Search the records for the word "glyph" and report each line that has it.

(Dataset items)
____________________
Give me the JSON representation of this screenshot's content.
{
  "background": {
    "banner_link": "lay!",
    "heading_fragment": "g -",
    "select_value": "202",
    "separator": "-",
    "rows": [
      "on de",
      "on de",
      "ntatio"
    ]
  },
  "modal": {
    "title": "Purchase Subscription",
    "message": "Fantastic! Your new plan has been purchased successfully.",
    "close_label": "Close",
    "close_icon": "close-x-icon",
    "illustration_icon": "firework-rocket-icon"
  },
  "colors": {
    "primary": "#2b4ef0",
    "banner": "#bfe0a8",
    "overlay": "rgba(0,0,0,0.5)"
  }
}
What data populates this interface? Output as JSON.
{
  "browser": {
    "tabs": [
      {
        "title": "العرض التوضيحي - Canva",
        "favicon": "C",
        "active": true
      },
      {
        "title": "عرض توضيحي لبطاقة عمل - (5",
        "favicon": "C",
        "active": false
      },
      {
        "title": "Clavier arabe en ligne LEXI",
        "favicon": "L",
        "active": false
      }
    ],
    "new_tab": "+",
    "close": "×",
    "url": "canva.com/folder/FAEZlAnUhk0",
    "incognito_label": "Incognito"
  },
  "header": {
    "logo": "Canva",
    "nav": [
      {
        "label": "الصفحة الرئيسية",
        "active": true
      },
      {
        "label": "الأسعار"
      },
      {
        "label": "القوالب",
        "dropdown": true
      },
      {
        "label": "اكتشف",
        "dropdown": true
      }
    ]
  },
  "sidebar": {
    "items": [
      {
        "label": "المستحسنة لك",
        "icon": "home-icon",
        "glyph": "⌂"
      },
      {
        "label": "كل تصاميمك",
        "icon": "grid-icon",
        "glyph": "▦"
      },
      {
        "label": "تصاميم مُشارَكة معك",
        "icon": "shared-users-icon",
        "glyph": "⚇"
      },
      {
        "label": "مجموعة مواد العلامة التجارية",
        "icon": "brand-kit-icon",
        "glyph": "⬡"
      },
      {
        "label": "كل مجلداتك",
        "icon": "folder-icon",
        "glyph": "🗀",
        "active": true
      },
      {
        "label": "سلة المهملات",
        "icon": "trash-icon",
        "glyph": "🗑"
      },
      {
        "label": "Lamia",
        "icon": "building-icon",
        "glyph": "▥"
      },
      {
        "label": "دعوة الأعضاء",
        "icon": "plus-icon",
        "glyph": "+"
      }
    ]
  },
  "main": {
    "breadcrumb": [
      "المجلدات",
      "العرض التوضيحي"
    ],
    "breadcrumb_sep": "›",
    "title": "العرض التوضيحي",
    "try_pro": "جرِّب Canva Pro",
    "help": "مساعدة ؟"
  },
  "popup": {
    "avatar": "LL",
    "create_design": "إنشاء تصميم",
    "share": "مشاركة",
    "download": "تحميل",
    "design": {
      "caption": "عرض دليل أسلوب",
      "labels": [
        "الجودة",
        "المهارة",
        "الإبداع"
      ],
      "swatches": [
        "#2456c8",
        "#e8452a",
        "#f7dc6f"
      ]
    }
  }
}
____________________
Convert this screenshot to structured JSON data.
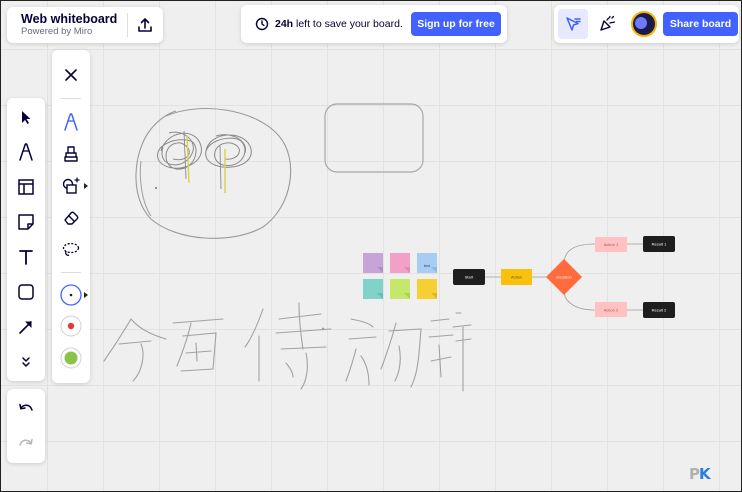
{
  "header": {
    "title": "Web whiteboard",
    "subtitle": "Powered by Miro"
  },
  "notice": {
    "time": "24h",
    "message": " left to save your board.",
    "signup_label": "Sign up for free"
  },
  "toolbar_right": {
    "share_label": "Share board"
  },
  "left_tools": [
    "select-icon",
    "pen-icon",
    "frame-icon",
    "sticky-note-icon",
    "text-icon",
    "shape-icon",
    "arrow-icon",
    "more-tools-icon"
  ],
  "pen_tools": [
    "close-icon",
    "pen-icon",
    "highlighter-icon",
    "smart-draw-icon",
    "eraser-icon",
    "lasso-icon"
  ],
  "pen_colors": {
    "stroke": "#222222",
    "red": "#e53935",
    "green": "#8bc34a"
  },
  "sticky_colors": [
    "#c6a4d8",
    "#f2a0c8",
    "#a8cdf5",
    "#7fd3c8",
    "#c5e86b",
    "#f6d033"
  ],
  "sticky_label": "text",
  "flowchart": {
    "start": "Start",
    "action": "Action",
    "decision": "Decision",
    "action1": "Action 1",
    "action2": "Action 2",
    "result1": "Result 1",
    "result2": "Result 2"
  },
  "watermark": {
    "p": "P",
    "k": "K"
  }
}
____________________
### Problem solution
        "glyph": "⌂"
        "glyph": "▦"
        "glyph": "⚇"
        "glyph": "⬡"
        "glyph": "🗀",
        "glyph": "🗑"
        "glyph": "▥"
        "glyph": "+"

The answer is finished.